(Saved data entries)
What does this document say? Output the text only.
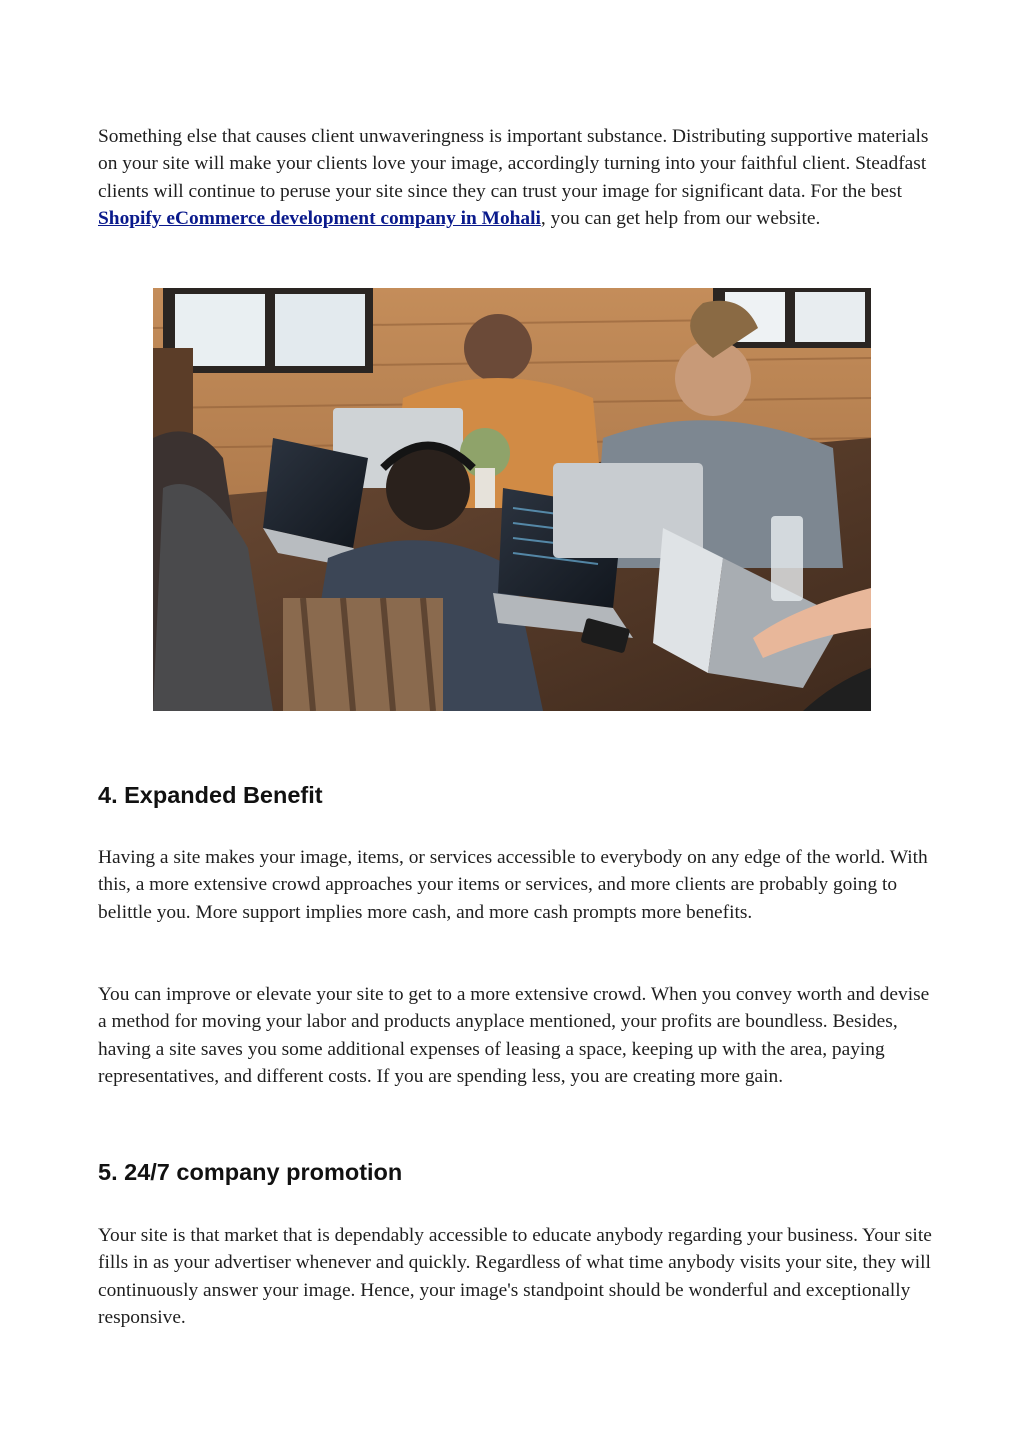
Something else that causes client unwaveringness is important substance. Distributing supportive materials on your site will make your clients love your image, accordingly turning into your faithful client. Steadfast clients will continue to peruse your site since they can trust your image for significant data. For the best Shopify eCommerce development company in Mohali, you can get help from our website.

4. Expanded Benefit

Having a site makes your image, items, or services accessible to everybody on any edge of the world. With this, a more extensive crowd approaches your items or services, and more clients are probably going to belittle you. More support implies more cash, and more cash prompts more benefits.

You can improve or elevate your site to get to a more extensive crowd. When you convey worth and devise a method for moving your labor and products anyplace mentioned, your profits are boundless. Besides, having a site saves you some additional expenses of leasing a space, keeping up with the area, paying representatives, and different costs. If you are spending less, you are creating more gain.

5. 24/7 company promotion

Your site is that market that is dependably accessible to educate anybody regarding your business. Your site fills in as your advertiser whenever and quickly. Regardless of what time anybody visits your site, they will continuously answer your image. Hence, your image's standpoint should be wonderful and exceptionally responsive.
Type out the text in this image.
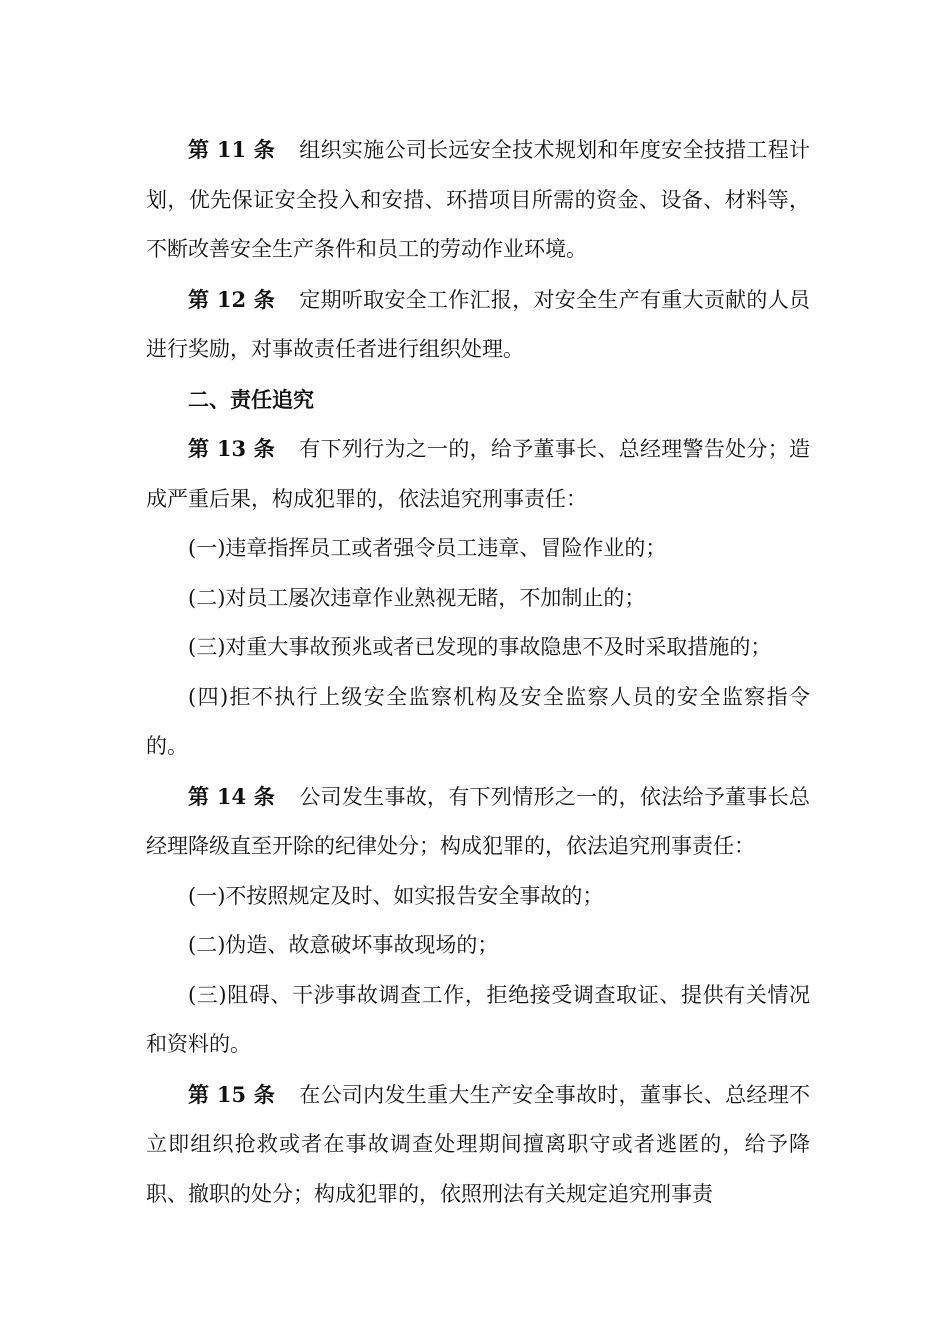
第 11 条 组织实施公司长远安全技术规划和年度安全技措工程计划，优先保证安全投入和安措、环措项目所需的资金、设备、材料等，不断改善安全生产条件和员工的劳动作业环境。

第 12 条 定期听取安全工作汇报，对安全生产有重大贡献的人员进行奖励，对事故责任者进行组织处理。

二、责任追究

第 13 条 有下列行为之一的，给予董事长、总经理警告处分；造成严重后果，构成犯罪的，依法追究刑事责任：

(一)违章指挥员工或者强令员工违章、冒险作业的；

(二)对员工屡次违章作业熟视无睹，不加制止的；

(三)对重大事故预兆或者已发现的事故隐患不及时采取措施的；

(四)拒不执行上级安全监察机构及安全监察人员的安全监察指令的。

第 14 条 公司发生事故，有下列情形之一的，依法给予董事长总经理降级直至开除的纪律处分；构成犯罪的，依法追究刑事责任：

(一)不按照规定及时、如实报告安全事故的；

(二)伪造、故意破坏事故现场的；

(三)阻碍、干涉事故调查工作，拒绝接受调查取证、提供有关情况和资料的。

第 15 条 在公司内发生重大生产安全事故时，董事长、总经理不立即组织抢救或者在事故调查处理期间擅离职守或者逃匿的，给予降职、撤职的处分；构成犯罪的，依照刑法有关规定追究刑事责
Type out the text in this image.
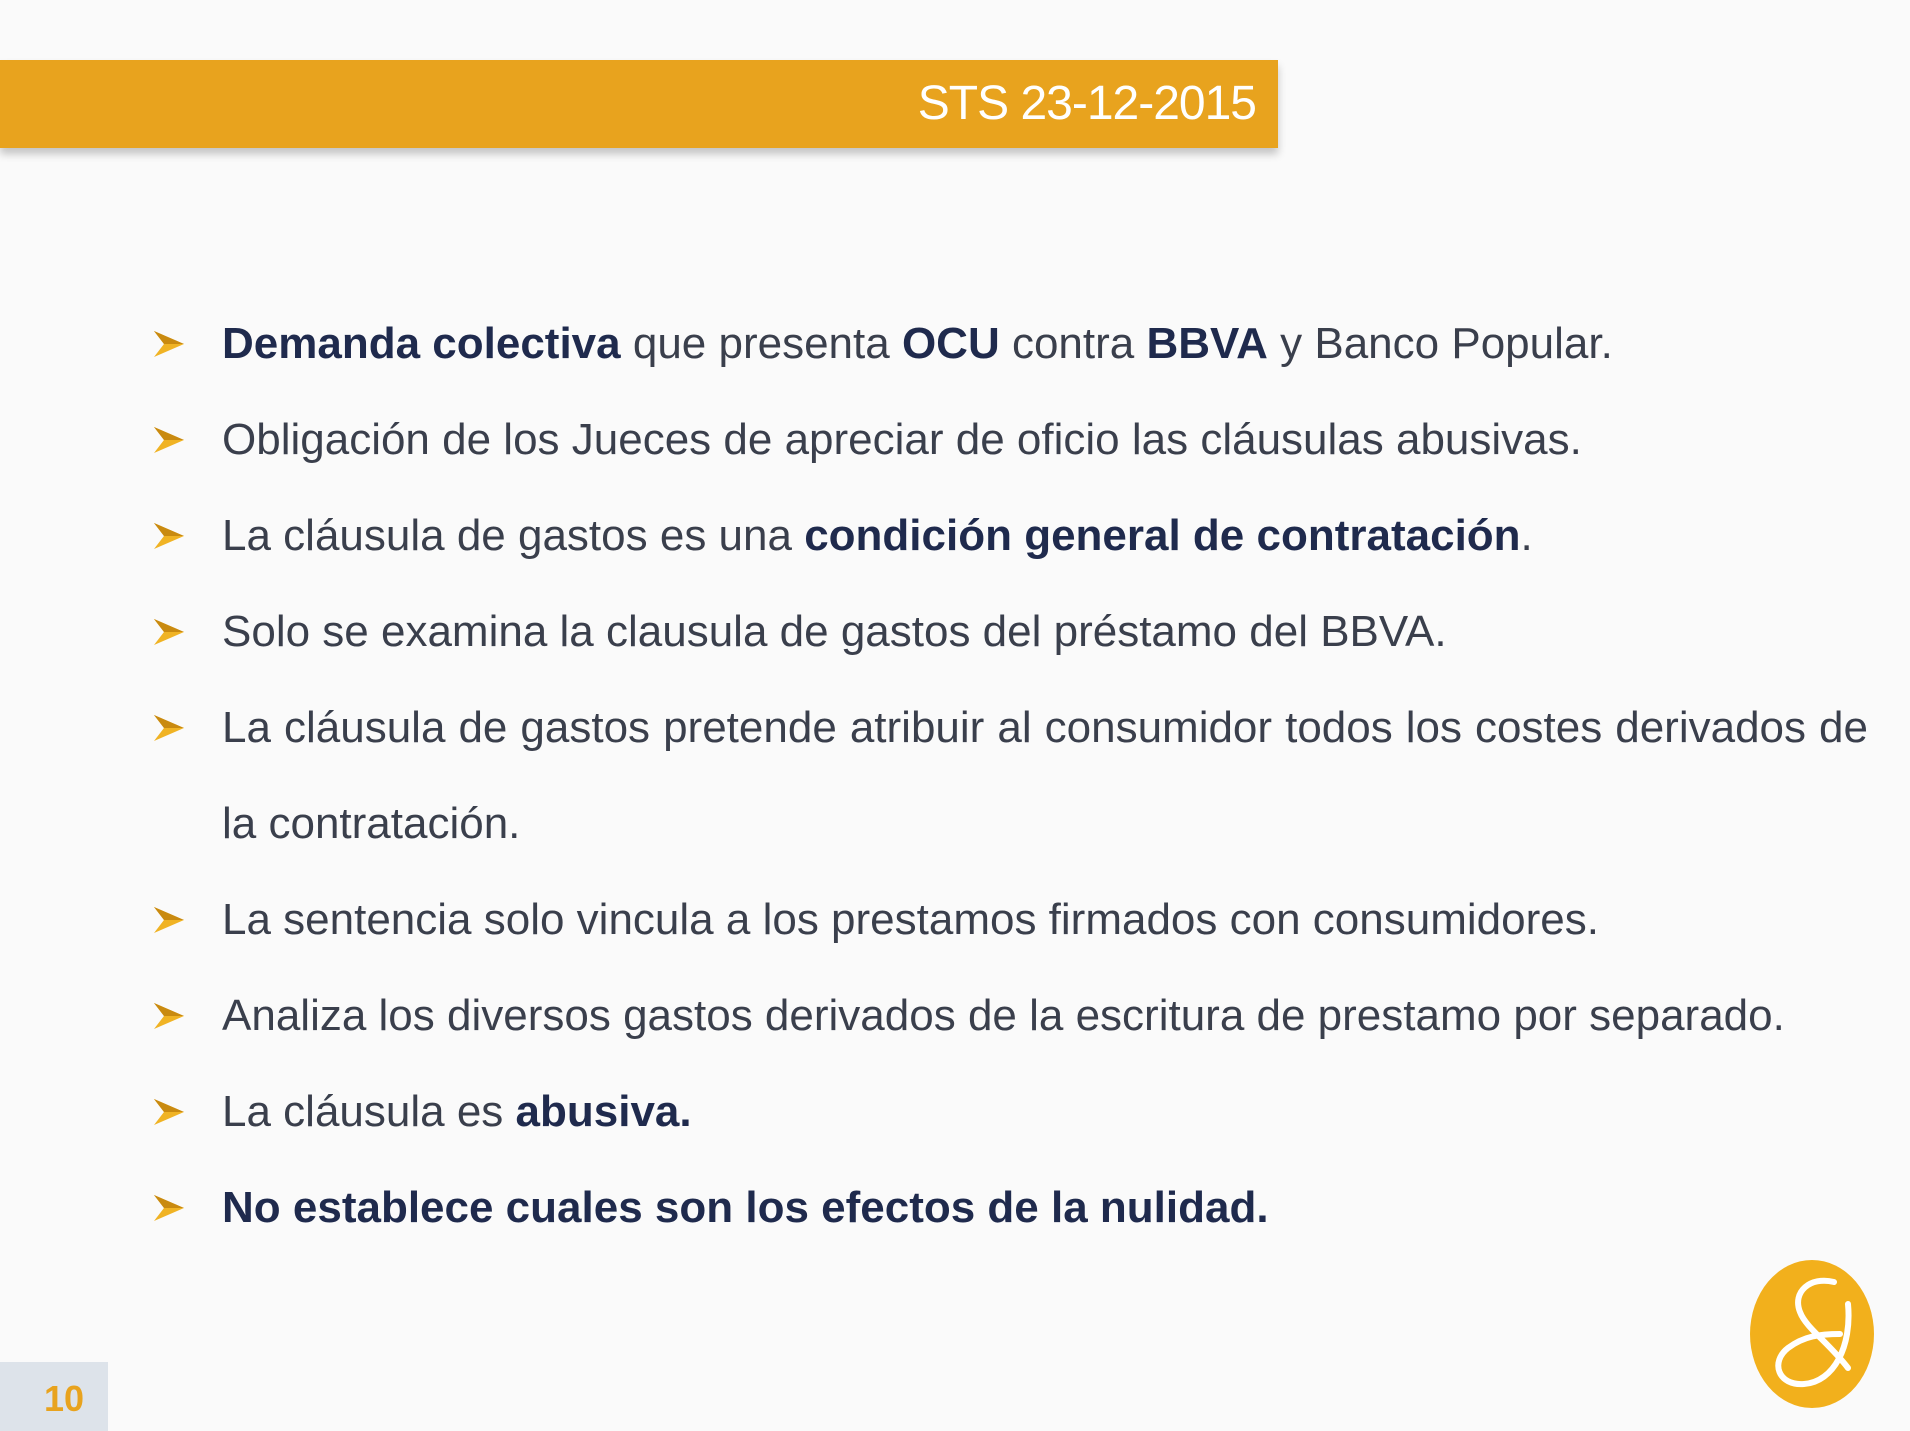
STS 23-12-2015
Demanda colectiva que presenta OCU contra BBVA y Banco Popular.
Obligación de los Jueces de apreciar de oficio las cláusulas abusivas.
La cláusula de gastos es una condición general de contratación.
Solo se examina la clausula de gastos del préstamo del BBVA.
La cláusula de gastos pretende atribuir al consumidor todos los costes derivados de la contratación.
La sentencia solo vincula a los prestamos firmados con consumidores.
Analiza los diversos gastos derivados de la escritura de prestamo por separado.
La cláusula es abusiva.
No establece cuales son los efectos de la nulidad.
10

◆ Instructions for the task ◆
Copy each line of the data that contains the word "extensive".

◆ Response ◆
Having a site makes your image, items, or services accessible to everybody on any edge of the world. With this, a more extensive crowd approaches your items or services, and more clients are probably going to belittle you. More support implies more cash, and more cash prompts more benefits.
You can improve or elevate your site to get to a more extensive crowd. When you convey worth and devise a method for moving your labor and products anyplace mentioned, your profits are boundless. Besides, having a site saves you some additional expenses of leasing a space, keeping up with the area, paying representatives, and different costs. If you are spending less, you are creating more gain.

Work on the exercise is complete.